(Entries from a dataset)
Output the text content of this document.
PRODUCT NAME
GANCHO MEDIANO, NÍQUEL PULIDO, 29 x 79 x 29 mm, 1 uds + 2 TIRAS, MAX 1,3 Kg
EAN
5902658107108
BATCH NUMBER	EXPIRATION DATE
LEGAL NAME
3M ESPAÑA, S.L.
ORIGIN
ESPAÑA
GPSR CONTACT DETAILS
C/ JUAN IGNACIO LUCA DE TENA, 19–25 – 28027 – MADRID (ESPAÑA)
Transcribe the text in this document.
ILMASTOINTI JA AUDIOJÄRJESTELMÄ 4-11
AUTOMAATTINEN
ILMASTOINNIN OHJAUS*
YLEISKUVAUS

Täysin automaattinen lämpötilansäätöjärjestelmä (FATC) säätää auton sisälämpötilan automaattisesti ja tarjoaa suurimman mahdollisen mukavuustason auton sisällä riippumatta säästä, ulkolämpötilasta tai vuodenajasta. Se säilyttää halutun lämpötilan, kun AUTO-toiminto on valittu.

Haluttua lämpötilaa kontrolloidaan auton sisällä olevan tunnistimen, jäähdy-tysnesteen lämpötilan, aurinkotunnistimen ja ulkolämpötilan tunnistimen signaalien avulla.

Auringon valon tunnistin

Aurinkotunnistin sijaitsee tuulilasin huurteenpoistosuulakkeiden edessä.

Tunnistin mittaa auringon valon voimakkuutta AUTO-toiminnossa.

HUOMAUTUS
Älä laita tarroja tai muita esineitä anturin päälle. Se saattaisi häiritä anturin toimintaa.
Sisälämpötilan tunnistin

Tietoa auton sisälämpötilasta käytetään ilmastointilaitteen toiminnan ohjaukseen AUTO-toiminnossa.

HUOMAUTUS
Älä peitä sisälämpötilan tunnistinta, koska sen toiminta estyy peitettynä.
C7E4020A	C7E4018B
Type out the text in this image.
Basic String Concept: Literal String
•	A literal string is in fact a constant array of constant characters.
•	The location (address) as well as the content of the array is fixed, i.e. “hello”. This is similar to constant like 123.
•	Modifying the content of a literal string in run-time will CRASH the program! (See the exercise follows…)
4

# Short exercise
Exact copies of all the records are required.

# Solution to the exercise
Output the text content of this document.
PRODUCT NAME
GANCHO MEDIANO, NÍQUEL PULIDO, 29 x 79 x 29 mm, 1 uds + 2 TIRAS, MAX 1,3 Kg
EAN
5902658107108
BATCH NUMBER	EXPIRATION DATE
LEGAL NAME
3M ESPAÑA, S.L.
ORIGIN
ESPAÑA
GPSR CONTACT DETAILS
C/ JUAN IGNACIO LUCA DE TENA, 19–25 – 28027 – MADRID (ESPAÑA)
Transcribe the text in this document.
ILMASTOINTI JA AUDIOJÄRJESTELMÄ 4-11
AUTOMAATTINEN
ILMASTOINNIN OHJAUS*
YLEISKUVAUS

Täysin automaattinen lämpötilansäätöjärjestelmä (FATC) säätää auton sisälämpötilan automaattisesti ja tarjoaa suurimman mahdollisen mukavuustason auton sisällä riippumatta säästä, ulkolämpötilasta tai vuodenajasta. Se säilyttää halutun lämpötilan, kun AUTO-toiminto on valittu.

Haluttua lämpötilaa kontrolloidaan auton sisällä olevan tunnistimen, jäähdy-tysnesteen lämpötilan, aurinkotunnistimen ja ulkolämpötilan tunnistimen signaalien avulla.

Auringon valon tunnistin

Aurinkotunnistin sijaitsee tuulilasin huurteenpoistosuulakkeiden edessä.

Tunnistin mittaa auringon valon voimakkuutta AUTO-toiminnossa.

HUOMAUTUS
Älä laita tarroja tai muita esineitä anturin päälle. Se saattaisi häiritä anturin toimintaa.
Sisälämpötilan tunnistin

Tietoa auton sisälämpötilasta käytetään ilmastointilaitteen toiminnan ohjaukseen AUTO-toiminnossa.

HUOMAUTUS
Älä peitä sisälämpötilan tunnistinta, koska sen toiminta estyy peitettynä.
C7E4020A	C7E4018B
Type out the text in this image.
Basic String Concept: Literal String
•	A literal string is in fact a constant array of constant characters.
•	The location (address) as well as the content of the array is fixed, i.e. “hello”. This is similar to constant like 123.
•	Modifying the content of a literal string in run-time will CRASH the program! (See the exercise follows…)
4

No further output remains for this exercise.